What follows is a block of records; reproduce all of it verbatim.

[Collected data]

◇ ◇ ◇ ◇

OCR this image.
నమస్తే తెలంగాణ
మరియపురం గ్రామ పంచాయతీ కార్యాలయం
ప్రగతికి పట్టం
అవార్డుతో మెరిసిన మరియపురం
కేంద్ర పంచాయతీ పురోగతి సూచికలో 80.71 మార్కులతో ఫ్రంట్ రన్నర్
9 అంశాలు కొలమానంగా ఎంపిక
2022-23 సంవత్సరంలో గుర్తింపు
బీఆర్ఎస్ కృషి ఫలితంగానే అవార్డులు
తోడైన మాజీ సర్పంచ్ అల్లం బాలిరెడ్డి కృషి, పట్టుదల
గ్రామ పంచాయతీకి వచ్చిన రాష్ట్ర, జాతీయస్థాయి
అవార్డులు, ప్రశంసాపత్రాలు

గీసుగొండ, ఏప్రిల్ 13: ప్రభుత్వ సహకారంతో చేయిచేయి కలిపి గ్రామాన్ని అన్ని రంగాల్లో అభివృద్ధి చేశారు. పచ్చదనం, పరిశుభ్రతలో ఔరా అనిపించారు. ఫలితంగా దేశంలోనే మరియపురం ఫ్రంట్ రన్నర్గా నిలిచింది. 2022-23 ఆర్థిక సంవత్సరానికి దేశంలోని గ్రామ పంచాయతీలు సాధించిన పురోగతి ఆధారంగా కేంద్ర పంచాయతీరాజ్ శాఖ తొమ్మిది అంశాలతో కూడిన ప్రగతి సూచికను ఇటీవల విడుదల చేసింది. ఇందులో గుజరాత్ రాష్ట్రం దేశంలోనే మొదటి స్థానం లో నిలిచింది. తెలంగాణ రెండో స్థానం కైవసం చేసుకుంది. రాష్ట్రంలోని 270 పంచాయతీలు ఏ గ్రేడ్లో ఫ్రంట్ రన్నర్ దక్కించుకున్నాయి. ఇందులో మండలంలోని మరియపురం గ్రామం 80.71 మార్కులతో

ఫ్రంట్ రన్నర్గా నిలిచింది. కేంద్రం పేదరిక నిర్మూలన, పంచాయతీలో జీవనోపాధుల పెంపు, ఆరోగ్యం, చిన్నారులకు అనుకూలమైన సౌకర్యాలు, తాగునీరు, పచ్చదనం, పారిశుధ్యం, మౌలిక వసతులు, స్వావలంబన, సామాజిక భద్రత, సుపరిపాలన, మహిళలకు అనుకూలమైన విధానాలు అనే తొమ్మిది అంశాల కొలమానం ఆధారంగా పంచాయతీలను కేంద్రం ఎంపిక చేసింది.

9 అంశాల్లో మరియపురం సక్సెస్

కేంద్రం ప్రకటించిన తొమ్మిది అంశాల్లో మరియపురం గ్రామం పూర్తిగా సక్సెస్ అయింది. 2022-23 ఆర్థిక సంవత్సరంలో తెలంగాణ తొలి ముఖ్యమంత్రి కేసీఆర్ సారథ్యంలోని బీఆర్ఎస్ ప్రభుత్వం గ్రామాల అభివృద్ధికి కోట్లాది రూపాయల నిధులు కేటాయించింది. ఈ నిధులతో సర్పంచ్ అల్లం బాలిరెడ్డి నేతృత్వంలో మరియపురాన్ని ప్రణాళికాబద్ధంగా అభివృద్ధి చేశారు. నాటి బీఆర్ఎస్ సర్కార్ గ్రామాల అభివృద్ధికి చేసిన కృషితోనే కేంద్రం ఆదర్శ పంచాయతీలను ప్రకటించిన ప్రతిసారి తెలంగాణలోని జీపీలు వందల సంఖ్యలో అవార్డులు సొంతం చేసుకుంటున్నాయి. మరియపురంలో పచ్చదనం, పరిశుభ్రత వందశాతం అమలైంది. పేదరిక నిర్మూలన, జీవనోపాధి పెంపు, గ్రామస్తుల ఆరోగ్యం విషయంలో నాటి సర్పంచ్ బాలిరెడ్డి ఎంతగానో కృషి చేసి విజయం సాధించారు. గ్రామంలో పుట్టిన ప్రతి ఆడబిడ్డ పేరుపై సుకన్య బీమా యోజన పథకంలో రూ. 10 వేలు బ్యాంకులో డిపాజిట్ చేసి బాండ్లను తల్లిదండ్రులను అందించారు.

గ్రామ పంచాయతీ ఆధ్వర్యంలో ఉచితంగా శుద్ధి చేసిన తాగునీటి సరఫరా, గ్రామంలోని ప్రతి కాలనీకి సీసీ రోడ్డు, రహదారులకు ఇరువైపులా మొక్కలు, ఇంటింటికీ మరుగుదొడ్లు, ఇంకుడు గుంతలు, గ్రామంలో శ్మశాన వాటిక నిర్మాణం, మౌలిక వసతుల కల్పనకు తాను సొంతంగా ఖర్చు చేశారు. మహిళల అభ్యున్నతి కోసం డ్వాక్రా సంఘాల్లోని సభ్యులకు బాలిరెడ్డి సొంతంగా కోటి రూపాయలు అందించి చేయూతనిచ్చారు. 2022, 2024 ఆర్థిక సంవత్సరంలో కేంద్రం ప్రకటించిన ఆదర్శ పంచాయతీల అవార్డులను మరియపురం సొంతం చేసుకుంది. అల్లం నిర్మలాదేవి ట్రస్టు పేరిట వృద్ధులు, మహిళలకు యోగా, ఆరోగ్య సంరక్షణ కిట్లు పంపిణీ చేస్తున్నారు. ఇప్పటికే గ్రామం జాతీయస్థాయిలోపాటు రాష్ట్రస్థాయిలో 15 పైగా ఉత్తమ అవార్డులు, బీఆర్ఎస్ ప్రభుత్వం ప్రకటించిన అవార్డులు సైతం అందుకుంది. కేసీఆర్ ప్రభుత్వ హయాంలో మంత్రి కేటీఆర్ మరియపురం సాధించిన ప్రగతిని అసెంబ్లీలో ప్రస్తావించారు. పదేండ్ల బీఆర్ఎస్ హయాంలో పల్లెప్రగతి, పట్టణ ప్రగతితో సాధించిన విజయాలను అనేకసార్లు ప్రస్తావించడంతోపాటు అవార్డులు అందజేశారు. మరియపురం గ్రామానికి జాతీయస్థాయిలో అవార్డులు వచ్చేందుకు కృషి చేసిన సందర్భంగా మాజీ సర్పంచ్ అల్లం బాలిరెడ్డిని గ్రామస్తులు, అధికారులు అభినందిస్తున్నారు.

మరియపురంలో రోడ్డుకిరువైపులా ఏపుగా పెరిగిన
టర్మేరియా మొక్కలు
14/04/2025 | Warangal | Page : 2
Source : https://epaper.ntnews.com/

◇ ◇ ◇ ◇

§ Completed task:
OCR this image.
నమస్తే తెలంగాణ
మరియపురం గ్రామ పంచాయతీ కార్యాలయం
ప్రగతికి పట్టం
అవార్డుతో మెరిసిన మరియపురం
కేంద్ర పంచాయతీ పురోగతి సూచికలో 80.71 మార్కులతో ఫ్రంట్ రన్నర్
9 అంశాలు కొలమానంగా ఎంపిక
2022-23 సంవత్సరంలో గుర్తింపు
బీఆర్ఎస్ కృషి ఫలితంగానే అవార్డులు
తోడైన మాజీ సర్పంచ్ అల్లం బాలిరెడ్డి కృషి, పట్టుదల
గ్రామ పంచాయతీకి వచ్చిన రాష్ట్ర, జాతీయస్థాయి
అవార్డులు, ప్రశంసాపత్రాలు

గీసుగొండ, ఏప్రిల్ 13: ప్రభుత్వ సహకారంతో చేయిచేయి కలిపి గ్రామాన్ని అన్ని రంగాల్లో అభివృద్ధి చేశారు. పచ్చదనం, పరిశుభ్రతలో ఔరా అనిపించారు. ఫలితంగా దేశంలోనే మరియపురం ఫ్రంట్ రన్నర్గా నిలిచింది. 2022-23 ఆర్థిక సంవత్సరానికి దేశంలోని గ్రామ పంచాయతీలు సాధించిన పురోగతి ఆధారంగా కేంద్ర పంచాయతీరాజ్ శాఖ తొమ్మిది అంశాలతో కూడిన ప్రగతి సూచికను ఇటీవల విడుదల చేసింది. ఇందులో గుజరాత్ రాష్ట్రం దేశంలోనే మొదటి స్థానం లో నిలిచింది. తెలంగాణ రెండో స్థానం కైవసం చేసుకుంది. రాష్ట్రంలోని 270 పంచాయతీలు ఏ గ్రేడ్లో ఫ్రంట్ రన్నర్ దక్కించుకున్నాయి. ఇందులో మండలంలోని మరియపురం గ్రామం 80.71 మార్కులతో

ఫ్రంట్ రన్నర్గా నిలిచింది. కేంద్రం పేదరిక నిర్మూలన, పంచాయతీలో జీవనోపాధుల పెంపు, ఆరోగ్యం, చిన్నారులకు అనుకూలమైన సౌకర్యాలు, తాగునీరు, పచ్చదనం, పారిశుధ్యం, మౌలిక వసతులు, స్వావలంబన, సామాజిక భద్రత, సుపరిపాలన, మహిళలకు అనుకూలమైన విధానాలు అనే తొమ్మిది అంశాల కొలమానం ఆధారంగా పంచాయతీలను కేంద్రం ఎంపిక చేసింది.

9 అంశాల్లో మరియపురం సక్సెస్

కేంద్రం ప్రకటించిన తొమ్మిది అంశాల్లో మరియపురం గ్రామం పూర్తిగా సక్సెస్ అయింది. 2022-23 ఆర్థిక సంవత్సరంలో తెలంగాణ తొలి ముఖ్యమంత్రి కేసీఆర్ సారథ్యంలోని బీఆర్ఎస్ ప్రభుత్వం గ్రామాల అభివృద్ధికి కోట్లాది రూపాయల నిధులు కేటాయించింది. ఈ నిధులతో సర్పంచ్ అల్లం బాలిరెడ్డి నేతృత్వంలో మరియపురాన్ని ప్రణాళికాబద్ధంగా అభివృద్ధి చేశారు. నాటి బీఆర్ఎస్ సర్కార్ గ్రామాల అభివృద్ధికి చేసిన కృషితోనే కేంద్రం ఆదర్శ పంచాయతీలను ప్రకటించిన ప్రతిసారి తెలంగాణలోని జీపీలు వందల సంఖ్యలో అవార్డులు సొంతం చేసుకుంటున్నాయి. మరియపురంలో పచ్చదనం, పరిశుభ్రత వందశాతం అమలైంది. పేదరిక నిర్మూలన, జీవనోపాధి పెంపు, గ్రామస్తుల ఆరోగ్యం విషయంలో నాటి సర్పంచ్ బాలిరెడ్డి ఎంతగానో కృషి చేసి విజయం సాధించారు. గ్రామంలో పుట్టిన ప్రతి ఆడబిడ్డ పేరుపై సుకన్య బీమా యోజన పథకంలో రూ. 10 వేలు బ్యాంకులో డిపాజిట్ చేసి బాండ్లను తల్లిదండ్రులను అందించారు.

గ్రామ పంచాయతీ ఆధ్వర్యంలో ఉచితంగా శుద్ధి చేసిన తాగునీటి సరఫరా, గ్రామంలోని ప్రతి కాలనీకి సీసీ రోడ్డు, రహదారులకు ఇరువైపులా మొక్కలు, ఇంటింటికీ మరుగుదొడ్లు, ఇంకుడు గుంతలు, గ్రామంలో శ్మశాన వాటిక నిర్మాణం, మౌలిక వసతుల కల్పనకు తాను సొంతంగా ఖర్చు చేశారు. మహిళల అభ్యున్నతి కోసం డ్వాక్రా సంఘాల్లోని సభ్యులకు బాలిరెడ్డి సొంతంగా కోటి రూపాయలు అందించి చేయూతనిచ్చారు. 2022, 2024 ఆర్థిక సంవత్సరంలో కేంద్రం ప్రకటించిన ఆదర్శ పంచాయతీల అవార్డులను మరియపురం సొంతం చేసుకుంది. అల్లం నిర్మలాదేవి ట్రస్టు పేరిట వృద్ధులు, మహిళలకు యోగా, ఆరోగ్య సంరక్షణ కిట్లు పంపిణీ చేస్తున్నారు. ఇప్పటికే గ్రామం జాతీయస్థాయిలోపాటు రాష్ట్రస్థాయిలో 15 పైగా ఉత్తమ అవార్డులు, బీఆర్ఎస్ ప్రభుత్వం ప్రకటించిన అవార్డులు సైతం అందుకుంది. కేసీఆర్ ప్రభుత్వ హయాంలో మంత్రి కేటీఆర్ మరియపురం సాధించిన ప్రగతిని అసెంబ్లీలో ప్రస్తావించారు. పదేండ్ల బీఆర్ఎస్ హయాంలో పల్లెప్రగతి, పట్టణ ప్రగతితో సాధించిన విజయాలను అనేకసార్లు ప్రస్తావించడంతోపాటు అవార్డులు అందజేశారు. మరియపురం గ్రామానికి జాతీయస్థాయిలో అవార్డులు వచ్చేందుకు కృషి చేసిన సందర్భంగా మాజీ సర్పంచ్ అల్లం బాలిరెడ్డిని గ్రామస్తులు, అధికారులు అభినందిస్తున్నారు.

మరియపురంలో రోడ్డుకిరువైపులా ఏపుగా పెరిగిన
టర్మేరియా మొక్కలు
14/04/2025 | Warangal | Page : 2
Source : https://epaper.ntnews.com/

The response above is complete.